Exercise inputs
▬▬▬▬▬▬▬▬▬▬

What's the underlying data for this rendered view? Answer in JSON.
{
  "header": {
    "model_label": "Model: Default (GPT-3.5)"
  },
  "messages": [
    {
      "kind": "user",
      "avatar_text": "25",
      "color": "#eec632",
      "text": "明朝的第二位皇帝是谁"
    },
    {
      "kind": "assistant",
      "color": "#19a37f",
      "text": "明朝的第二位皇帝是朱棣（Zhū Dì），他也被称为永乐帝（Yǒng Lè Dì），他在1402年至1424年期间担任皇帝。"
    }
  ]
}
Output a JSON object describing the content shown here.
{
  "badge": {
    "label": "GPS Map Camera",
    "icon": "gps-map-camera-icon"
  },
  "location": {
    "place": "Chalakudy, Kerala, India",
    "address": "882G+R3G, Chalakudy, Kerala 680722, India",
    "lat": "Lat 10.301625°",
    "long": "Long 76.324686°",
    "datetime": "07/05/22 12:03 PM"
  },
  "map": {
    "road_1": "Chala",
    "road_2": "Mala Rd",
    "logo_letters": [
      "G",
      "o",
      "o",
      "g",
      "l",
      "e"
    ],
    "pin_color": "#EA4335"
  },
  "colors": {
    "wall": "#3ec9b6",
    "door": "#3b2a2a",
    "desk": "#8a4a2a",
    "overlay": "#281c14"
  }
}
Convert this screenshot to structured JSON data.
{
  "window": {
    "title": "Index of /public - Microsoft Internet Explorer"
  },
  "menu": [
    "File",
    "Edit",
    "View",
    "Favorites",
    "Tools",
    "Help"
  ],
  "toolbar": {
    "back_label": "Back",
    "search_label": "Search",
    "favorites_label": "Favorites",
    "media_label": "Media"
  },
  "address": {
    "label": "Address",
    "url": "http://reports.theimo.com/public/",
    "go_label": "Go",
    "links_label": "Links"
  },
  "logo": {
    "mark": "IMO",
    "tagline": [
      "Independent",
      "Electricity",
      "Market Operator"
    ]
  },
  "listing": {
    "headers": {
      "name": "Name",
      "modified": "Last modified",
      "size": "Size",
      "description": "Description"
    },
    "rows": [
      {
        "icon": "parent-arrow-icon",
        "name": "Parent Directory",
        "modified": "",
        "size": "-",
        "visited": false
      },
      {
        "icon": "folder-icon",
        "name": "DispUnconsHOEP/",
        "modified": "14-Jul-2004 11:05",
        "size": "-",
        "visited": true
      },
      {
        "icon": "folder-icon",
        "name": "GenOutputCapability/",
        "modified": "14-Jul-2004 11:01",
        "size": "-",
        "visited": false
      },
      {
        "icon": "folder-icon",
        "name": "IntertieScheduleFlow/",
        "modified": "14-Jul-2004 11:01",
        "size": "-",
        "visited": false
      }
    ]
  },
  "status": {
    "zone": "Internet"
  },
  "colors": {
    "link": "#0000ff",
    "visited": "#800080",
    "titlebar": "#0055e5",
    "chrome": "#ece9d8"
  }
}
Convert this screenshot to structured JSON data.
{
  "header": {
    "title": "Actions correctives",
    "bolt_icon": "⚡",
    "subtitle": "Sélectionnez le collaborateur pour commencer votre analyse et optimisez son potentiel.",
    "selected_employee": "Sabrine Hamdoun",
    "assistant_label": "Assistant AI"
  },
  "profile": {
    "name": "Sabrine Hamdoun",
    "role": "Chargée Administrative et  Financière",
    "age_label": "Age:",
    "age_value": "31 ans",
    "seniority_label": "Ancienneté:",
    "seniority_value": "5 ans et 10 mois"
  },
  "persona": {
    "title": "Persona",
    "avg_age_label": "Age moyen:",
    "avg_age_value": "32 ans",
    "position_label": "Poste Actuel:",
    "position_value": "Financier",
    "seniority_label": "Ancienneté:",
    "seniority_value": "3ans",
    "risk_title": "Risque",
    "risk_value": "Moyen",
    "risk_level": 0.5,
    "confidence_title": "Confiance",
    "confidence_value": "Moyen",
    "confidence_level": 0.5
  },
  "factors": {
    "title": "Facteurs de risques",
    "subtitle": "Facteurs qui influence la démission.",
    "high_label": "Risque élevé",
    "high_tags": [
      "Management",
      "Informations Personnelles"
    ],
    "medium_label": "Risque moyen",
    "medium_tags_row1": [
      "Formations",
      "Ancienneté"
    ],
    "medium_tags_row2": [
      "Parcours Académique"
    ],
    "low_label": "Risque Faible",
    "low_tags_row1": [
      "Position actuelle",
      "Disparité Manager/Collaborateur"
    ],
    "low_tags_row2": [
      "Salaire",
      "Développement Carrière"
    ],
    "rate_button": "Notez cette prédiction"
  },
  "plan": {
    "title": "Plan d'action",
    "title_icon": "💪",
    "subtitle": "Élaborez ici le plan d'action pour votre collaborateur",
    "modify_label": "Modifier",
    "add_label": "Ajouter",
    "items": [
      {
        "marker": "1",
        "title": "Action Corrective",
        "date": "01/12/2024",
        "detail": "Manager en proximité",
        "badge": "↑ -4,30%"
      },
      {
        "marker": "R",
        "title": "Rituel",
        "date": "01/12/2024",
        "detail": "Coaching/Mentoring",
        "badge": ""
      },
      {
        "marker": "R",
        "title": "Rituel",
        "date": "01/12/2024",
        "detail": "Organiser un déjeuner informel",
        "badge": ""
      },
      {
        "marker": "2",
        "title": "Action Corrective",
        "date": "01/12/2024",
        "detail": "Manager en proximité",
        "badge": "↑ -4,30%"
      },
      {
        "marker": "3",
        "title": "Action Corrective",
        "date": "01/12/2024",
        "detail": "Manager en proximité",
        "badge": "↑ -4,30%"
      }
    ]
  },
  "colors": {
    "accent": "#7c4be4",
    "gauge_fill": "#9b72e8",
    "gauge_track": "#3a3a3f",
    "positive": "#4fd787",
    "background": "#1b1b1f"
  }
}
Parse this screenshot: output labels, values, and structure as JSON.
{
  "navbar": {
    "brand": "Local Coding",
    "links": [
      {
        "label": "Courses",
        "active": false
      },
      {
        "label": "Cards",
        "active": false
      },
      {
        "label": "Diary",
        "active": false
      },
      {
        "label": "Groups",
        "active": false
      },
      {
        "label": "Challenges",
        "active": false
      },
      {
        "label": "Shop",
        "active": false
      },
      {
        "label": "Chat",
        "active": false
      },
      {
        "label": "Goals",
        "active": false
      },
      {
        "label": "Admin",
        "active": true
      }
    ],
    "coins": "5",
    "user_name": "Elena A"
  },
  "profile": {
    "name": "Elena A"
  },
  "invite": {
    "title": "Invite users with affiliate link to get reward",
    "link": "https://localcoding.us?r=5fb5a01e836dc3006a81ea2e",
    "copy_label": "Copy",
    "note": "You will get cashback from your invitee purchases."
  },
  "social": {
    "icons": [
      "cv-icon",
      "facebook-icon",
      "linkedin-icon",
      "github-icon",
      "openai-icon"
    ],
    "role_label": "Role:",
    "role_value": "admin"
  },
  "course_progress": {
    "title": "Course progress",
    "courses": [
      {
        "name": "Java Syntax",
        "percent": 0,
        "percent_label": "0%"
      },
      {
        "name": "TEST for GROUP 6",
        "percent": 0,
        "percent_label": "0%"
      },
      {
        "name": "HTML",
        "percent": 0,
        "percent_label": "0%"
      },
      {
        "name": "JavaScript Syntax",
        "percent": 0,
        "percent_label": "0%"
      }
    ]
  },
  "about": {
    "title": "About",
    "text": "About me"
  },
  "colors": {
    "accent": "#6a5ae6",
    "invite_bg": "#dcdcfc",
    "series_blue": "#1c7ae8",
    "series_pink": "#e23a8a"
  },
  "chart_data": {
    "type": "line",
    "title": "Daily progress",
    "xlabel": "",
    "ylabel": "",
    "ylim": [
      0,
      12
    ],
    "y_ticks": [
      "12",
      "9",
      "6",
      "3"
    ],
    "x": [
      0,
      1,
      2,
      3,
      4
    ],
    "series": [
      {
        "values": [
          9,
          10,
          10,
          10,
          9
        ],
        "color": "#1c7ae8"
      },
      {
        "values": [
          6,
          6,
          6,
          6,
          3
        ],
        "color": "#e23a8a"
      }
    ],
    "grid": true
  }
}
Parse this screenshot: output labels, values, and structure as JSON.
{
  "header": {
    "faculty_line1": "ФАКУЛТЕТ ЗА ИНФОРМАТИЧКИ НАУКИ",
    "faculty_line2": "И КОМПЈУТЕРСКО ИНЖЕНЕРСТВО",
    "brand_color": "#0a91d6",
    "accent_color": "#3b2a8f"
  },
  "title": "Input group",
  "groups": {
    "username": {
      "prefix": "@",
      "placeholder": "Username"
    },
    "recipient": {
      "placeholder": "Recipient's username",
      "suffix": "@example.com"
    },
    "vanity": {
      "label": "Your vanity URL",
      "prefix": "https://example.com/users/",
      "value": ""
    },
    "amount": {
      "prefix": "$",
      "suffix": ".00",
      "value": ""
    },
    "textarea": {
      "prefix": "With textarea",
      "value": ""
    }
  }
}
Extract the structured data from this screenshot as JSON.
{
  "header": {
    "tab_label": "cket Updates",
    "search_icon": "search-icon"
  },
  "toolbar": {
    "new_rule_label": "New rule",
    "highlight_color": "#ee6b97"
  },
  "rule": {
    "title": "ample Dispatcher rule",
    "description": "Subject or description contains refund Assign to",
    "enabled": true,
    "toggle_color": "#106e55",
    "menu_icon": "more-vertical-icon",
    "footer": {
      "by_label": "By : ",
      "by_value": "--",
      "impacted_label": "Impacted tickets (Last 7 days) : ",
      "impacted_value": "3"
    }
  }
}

▬▬▬▬▬▬▬▬▬▬

Copy, character for character, the lines from the line that holds "Extract the structured" through the final line of the records above.

Final answer
Extract the structured data from this screenshot as JSON.
{
  "header": {
    "tab_label": "cket Updates",
    "search_icon": "search-icon"
  },
  "toolbar": {
    "new_rule_label": "New rule",
    "highlight_color": "#ee6b97"
  },
  "rule": {
    "title": "ample Dispatcher rule",
    "description": "Subject or description contains refund Assign to",
    "enabled": true,
    "toggle_color": "#106e55",
    "menu_icon": "more-vertical-icon",
    "footer": {
      "by_label": "By : ",
      "by_value": "--",
      "impacted_label": "Impacted tickets (Last 7 days) : ",
      "impacted_value": "3"
    }
  }
}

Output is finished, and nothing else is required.